» **WRITTEN PROBLEM**
Repeat the material exactly, leaving nothing out.

» **RAW RECORDS**
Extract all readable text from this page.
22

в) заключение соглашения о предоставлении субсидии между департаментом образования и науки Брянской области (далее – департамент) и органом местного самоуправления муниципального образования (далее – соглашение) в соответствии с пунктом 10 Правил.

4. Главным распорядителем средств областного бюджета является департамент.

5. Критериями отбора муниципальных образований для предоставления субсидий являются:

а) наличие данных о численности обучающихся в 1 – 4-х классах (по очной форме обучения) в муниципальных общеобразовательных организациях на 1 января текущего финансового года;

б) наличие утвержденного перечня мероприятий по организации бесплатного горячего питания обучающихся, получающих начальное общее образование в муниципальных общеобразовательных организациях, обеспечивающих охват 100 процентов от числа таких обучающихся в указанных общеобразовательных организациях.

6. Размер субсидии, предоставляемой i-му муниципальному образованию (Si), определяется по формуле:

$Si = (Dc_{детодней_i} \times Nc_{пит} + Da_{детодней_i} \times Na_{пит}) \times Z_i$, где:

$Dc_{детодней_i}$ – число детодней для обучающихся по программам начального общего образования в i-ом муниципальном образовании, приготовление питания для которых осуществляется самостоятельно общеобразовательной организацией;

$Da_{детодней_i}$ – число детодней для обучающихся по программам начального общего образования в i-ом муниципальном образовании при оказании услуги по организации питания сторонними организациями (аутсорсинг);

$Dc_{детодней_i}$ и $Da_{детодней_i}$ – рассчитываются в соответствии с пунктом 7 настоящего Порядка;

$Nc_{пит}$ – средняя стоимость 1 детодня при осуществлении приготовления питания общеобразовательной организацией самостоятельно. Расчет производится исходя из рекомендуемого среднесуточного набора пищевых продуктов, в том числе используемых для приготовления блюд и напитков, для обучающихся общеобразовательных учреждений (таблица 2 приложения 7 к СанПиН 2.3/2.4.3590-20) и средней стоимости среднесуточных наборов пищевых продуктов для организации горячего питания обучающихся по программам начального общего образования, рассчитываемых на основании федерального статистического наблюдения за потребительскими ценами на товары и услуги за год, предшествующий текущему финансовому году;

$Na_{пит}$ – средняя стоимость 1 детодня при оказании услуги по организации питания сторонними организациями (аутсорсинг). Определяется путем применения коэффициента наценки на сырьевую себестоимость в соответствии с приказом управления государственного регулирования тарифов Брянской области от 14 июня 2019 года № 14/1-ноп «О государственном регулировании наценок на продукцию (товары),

» **FINISHED ANSWER**
Extract all readable text from this page.
22

в) заключение соглашения о предоставлении субсидии между департаментом образования и науки Брянской области (далее – департамент) и органом местного самоуправления муниципального образования (далее – соглашение) в соответствии с пунктом 10 Правил.

4. Главным распорядителем средств областного бюджета является департамент.

5. Критериями отбора муниципальных образований для предоставления субсидий являются:

а) наличие данных о численности обучающихся в 1 – 4-х классах (по очной форме обучения) в муниципальных общеобразовательных организациях на 1 января текущего финансового года;

б) наличие утвержденного перечня мероприятий по организации бесплатного горячего питания обучающихся, получающих начальное общее образование в муниципальных общеобразовательных организациях, обеспечивающих охват 100 процентов от числа таких обучающихся в указанных общеобразовательных организациях.

6. Размер субсидии, предоставляемой i-му муниципальному образованию (Si), определяется по формуле:

$Si = (Dc_{детодней_i} \times Nc_{пит} + Da_{детодней_i} \times Na_{пит}) \times Z_i$, где:

$Dc_{детодней_i}$ – число детодней для обучающихся по программам начального общего образования в i-ом муниципальном образовании, приготовление питания для которых осуществляется самостоятельно общеобразовательной организацией;

$Da_{детодней_i}$ – число детодней для обучающихся по программам начального общего образования в i-ом муниципальном образовании при оказании услуги по организации питания сторонними организациями (аутсорсинг);

$Dc_{детодней_i}$ и $Da_{детодней_i}$ – рассчитываются в соответствии с пунктом 7 настоящего Порядка;

$Nc_{пит}$ – средняя стоимость 1 детодня при осуществлении приготовления питания общеобразовательной организацией самостоятельно. Расчет производится исходя из рекомендуемого среднесуточного набора пищевых продуктов, в том числе используемых для приготовления блюд и напитков, для обучающихся общеобразовательных учреждений (таблица 2 приложения 7 к СанПиН 2.3/2.4.3590-20) и средней стоимости среднесуточных наборов пищевых продуктов для организации горячего питания обучающихся по программам начального общего образования, рассчитываемых на основании федерального статистического наблюдения за потребительскими ценами на товары и услуги за год, предшествующий текущему финансовому году;

$Na_{пит}$ – средняя стоимость 1 детодня при оказании услуги по организации питания сторонними организациями (аутсорсинг). Определяется путем применения коэффициента наценки на сырьевую себестоимость в соответствии с приказом управления государственного регулирования тарифов Брянской области от 14 июня 2019 года № 14/1-ноп «О государственном регулировании наценок на продукцию (товары),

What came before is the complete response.